[Stored data]
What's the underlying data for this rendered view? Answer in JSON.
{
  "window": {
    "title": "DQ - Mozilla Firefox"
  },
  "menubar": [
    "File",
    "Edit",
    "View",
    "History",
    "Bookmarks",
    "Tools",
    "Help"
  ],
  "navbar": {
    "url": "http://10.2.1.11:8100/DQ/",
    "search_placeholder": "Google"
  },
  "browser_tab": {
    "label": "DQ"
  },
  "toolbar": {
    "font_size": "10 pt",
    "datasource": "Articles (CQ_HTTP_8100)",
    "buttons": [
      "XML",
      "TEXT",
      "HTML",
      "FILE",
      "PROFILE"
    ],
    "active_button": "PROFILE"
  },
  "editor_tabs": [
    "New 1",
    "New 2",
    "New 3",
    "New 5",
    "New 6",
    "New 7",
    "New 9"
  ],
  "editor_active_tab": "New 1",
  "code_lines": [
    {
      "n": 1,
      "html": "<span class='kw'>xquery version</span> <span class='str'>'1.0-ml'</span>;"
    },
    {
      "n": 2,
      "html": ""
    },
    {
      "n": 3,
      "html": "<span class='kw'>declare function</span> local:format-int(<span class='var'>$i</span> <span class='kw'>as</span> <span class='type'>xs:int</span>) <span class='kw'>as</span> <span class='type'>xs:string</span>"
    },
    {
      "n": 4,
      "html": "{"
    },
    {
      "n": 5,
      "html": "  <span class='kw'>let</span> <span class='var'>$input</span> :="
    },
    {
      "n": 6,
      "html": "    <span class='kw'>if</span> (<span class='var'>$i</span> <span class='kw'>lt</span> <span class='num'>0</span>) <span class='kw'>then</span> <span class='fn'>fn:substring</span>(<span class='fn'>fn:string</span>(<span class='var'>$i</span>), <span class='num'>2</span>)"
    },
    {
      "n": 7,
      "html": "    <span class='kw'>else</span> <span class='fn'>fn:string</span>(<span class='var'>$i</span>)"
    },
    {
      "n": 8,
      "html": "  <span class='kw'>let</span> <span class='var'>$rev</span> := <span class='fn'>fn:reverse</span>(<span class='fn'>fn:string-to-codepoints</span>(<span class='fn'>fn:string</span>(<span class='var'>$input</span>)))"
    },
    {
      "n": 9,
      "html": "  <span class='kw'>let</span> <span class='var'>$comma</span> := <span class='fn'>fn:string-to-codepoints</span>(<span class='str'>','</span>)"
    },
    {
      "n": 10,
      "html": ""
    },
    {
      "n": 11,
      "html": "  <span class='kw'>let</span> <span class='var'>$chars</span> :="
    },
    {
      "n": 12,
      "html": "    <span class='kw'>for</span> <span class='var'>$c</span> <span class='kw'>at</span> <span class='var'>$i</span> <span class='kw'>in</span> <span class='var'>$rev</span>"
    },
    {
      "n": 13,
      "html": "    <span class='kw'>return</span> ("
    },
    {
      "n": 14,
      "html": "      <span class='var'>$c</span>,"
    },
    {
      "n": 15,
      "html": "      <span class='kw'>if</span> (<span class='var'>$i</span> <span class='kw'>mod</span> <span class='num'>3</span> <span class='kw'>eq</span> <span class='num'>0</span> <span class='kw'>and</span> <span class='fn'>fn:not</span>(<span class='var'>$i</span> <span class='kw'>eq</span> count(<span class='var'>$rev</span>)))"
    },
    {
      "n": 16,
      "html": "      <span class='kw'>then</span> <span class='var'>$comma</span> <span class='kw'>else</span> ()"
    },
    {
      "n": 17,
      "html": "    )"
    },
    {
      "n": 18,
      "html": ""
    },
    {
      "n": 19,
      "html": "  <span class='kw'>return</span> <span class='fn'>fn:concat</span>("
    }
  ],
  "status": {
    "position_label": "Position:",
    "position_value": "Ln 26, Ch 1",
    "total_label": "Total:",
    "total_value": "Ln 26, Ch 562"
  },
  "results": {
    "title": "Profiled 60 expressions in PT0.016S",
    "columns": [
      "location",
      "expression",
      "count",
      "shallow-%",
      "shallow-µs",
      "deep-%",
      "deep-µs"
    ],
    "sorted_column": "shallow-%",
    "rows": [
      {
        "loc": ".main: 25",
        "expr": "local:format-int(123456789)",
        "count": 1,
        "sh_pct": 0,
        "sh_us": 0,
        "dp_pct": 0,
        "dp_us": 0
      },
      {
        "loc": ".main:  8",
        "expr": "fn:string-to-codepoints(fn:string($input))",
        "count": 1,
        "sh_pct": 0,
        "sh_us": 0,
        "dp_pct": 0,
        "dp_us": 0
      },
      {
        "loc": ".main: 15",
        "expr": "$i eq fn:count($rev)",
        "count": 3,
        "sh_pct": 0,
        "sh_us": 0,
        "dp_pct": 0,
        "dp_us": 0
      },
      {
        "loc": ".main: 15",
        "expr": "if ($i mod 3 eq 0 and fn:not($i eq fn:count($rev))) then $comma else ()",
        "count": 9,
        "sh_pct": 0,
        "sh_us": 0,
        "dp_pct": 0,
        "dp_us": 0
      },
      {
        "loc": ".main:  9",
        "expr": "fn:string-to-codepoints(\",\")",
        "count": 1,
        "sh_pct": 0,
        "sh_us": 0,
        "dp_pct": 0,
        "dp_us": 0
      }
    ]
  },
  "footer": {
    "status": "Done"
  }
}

→ AIM
Take the listing above and write it out again exactly.

→ PROBLEM SOLUTION
What's the underlying data for this rendered view? Answer in JSON.
{
  "window": {
    "title": "DQ - Mozilla Firefox"
  },
  "menubar": [
    "File",
    "Edit",
    "View",
    "History",
    "Bookmarks",
    "Tools",
    "Help"
  ],
  "navbar": {
    "url": "http://10.2.1.11:8100/DQ/",
    "search_placeholder": "Google"
  },
  "browser_tab": {
    "label": "DQ"
  },
  "toolbar": {
    "font_size": "10 pt",
    "datasource": "Articles (CQ_HTTP_8100)",
    "buttons": [
      "XML",
      "TEXT",
      "HTML",
      "FILE",
      "PROFILE"
    ],
    "active_button": "PROFILE"
  },
  "editor_tabs": [
    "New 1",
    "New 2",
    "New 3",
    "New 5",
    "New 6",
    "New 7",
    "New 9"
  ],
  "editor_active_tab": "New 1",
  "code_lines": [
    {
      "n": 1,
      "html": "<span class='kw'>xquery version</span> <span class='str'>'1.0-ml'</span>;"
    },
    {
      "n": 2,
      "html": ""
    },
    {
      "n": 3,
      "html": "<span class='kw'>declare function</span> local:format-int(<span class='var'>$i</span> <span class='kw'>as</span> <span class='type'>xs:int</span>) <span class='kw'>as</span> <span class='type'>xs:string</span>"
    },
    {
      "n": 4,
      "html": "{"
    },
    {
      "n": 5,
      "html": "  <span class='kw'>let</span> <span class='var'>$input</span> :="
    },
    {
      "n": 6,
      "html": "    <span class='kw'>if</span> (<span class='var'>$i</span> <span class='kw'>lt</span> <span class='num'>0</span>) <span class='kw'>then</span> <span class='fn'>fn:substring</span>(<span class='fn'>fn:string</span>(<span class='var'>$i</span>), <span class='num'>2</span>)"
    },
    {
      "n": 7,
      "html": "    <span class='kw'>else</span> <span class='fn'>fn:string</span>(<span class='var'>$i</span>)"
    },
    {
      "n": 8,
      "html": "  <span class='kw'>let</span> <span class='var'>$rev</span> := <span class='fn'>fn:reverse</span>(<span class='fn'>fn:string-to-codepoints</span>(<span class='fn'>fn:string</span>(<span class='var'>$input</span>)))"
    },
    {
      "n": 9,
      "html": "  <span class='kw'>let</span> <span class='var'>$comma</span> := <span class='fn'>fn:string-to-codepoints</span>(<span class='str'>','</span>)"
    },
    {
      "n": 10,
      "html": ""
    },
    {
      "n": 11,
      "html": "  <span class='kw'>let</span> <span class='var'>$chars</span> :="
    },
    {
      "n": 12,
      "html": "    <span class='kw'>for</span> <span class='var'>$c</span> <span class='kw'>at</span> <span class='var'>$i</span> <span class='kw'>in</span> <span class='var'>$rev</span>"
    },
    {
      "n": 13,
      "html": "    <span class='kw'>return</span> ("
    },
    {
      "n": 14,
      "html": "      <span class='var'>$c</span>,"
    },
    {
      "n": 15,
      "html": "      <span class='kw'>if</span> (<span class='var'>$i</span> <span class='kw'>mod</span> <span class='num'>3</span> <span class='kw'>eq</span> <span class='num'>0</span> <span class='kw'>and</span> <span class='fn'>fn:not</span>(<span class='var'>$i</span> <span class='kw'>eq</span> count(<span class='var'>$rev</span>)))"
    },
    {
      "n": 16,
      "html": "      <span class='kw'>then</span> <span class='var'>$comma</span> <span class='kw'>else</span> ()"
    },
    {
      "n": 17,
      "html": "    )"
    },
    {
      "n": 18,
      "html": ""
    },
    {
      "n": 19,
      "html": "  <span class='kw'>return</span> <span class='fn'>fn:concat</span>("
    }
  ],
  "status": {
    "position_label": "Position:",
    "position_value": "Ln 26, Ch 1",
    "total_label": "Total:",
    "total_value": "Ln 26, Ch 562"
  },
  "results": {
    "title": "Profiled 60 expressions in PT0.016S",
    "columns": [
      "location",
      "expression",
      "count",
      "shallow-%",
      "shallow-µs",
      "deep-%",
      "deep-µs"
    ],
    "sorted_column": "shallow-%",
    "rows": [
      {
        "loc": ".main: 25",
        "expr": "local:format-int(123456789)",
        "count": 1,
        "sh_pct": 0,
        "sh_us": 0,
        "dp_pct": 0,
        "dp_us": 0
      },
      {
        "loc": ".main:  8",
        "expr": "fn:string-to-codepoints(fn:string($input))",
        "count": 1,
        "sh_pct": 0,
        "sh_us": 0,
        "dp_pct": 0,
        "dp_us": 0
      },
      {
        "loc": ".main: 15",
        "expr": "$i eq fn:count($rev)",
        "count": 3,
        "sh_pct": 0,
        "sh_us": 0,
        "dp_pct": 0,
        "dp_us": 0
      },
      {
        "loc": ".main: 15",
        "expr": "if ($i mod 3 eq 0 and fn:not($i eq fn:count($rev))) then $comma else ()",
        "count": 9,
        "sh_pct": 0,
        "sh_us": 0,
        "dp_pct": 0,
        "dp_us": 0
      },
      {
        "loc": ".main:  9",
        "expr": "fn:string-to-codepoints(\",\")",
        "count": 1,
        "sh_pct": 0,
        "sh_us": 0,
        "dp_pct": 0,
        "dp_us": 0
      }
    ]
  },
  "footer": {
    "status": "Done"
  }
}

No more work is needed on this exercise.